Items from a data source
<<<<
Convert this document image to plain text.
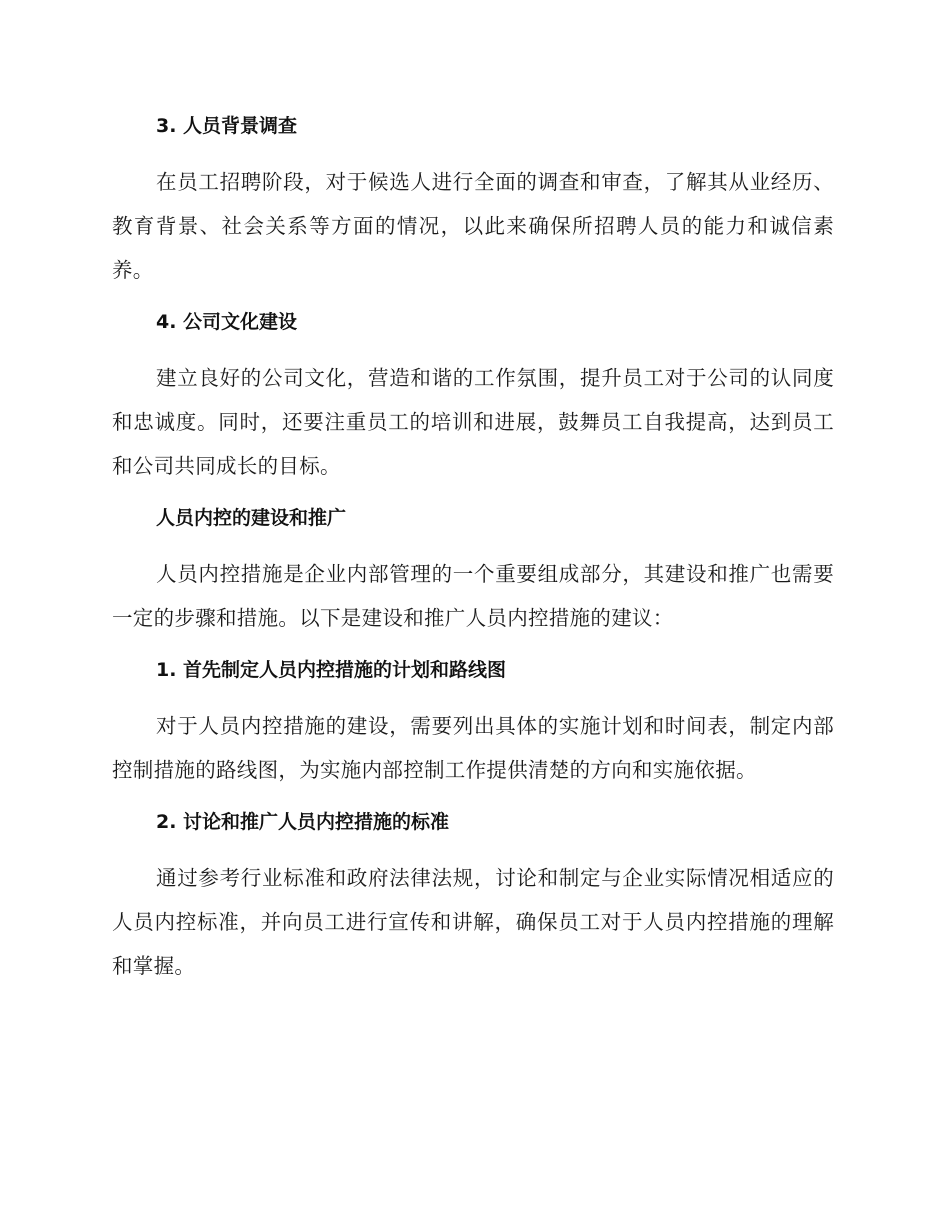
3. 人员背景调查

在员工招聘阶段，对于候选人进行全面的调查和审查，了解其从业经历、教育背景、社会关系等方面的情况，以此来确保所招聘人员的能力和诚信素养。

4. 公司文化建设

建立良好的公司文化，营造和谐的工作氛围，提升员工对于公司的认同度和忠诚度。同时，还要注重员工的培训和进展，鼓舞员工自我提高，达到员工和公司共同成长的目标。

人员内控的建设和推广

人员内控措施是企业内部管理的一个重要组成部分，其建设和推广也需要一定的步骤和措施。以下是建设和推广人员内控措施的建议：

1. 首先制定人员内控措施的计划和路线图

对于人员内控措施的建设，需要列出具体的实施计划和时间表，制定内部控制措施的路线图，为实施内部控制工作提供清楚的方向和实施依据。

2. 讨论和推广人员内控措施的标准

通过参考行业标准和政府法律法规，讨论和制定与企业实际情况相适应的人员内控标准，并向员工进行宣传和讲解，确保员工对于人员内控措施的理解和掌握。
>>>>
Exercise task: Repeat the data exactly in full, omitting its pictures.

Task answer:
Convert this document image to plain text.
3. 人员背景调查

在员工招聘阶段，对于候选人进行全面的调查和审查，了解其从业经历、教育背景、社会关系等方面的情况，以此来确保所招聘人员的能力和诚信素养。

4. 公司文化建设

建立良好的公司文化，营造和谐的工作氛围，提升员工对于公司的认同度和忠诚度。同时，还要注重员工的培训和进展，鼓舞员工自我提高，达到员工和公司共同成长的目标。

人员内控的建设和推广

人员内控措施是企业内部管理的一个重要组成部分，其建设和推广也需要一定的步骤和措施。以下是建设和推广人员内控措施的建议：

1. 首先制定人员内控措施的计划和路线图

对于人员内控措施的建设，需要列出具体的实施计划和时间表，制定内部控制措施的路线图，为实施内部控制工作提供清楚的方向和实施依据。

2. 讨论和推广人员内控措施的标准

通过参考行业标准和政府法律法规，讨论和制定与企业实际情况相适应的人员内控标准，并向员工进行宣传和讲解，确保员工对于人员内控措施的理解和掌握。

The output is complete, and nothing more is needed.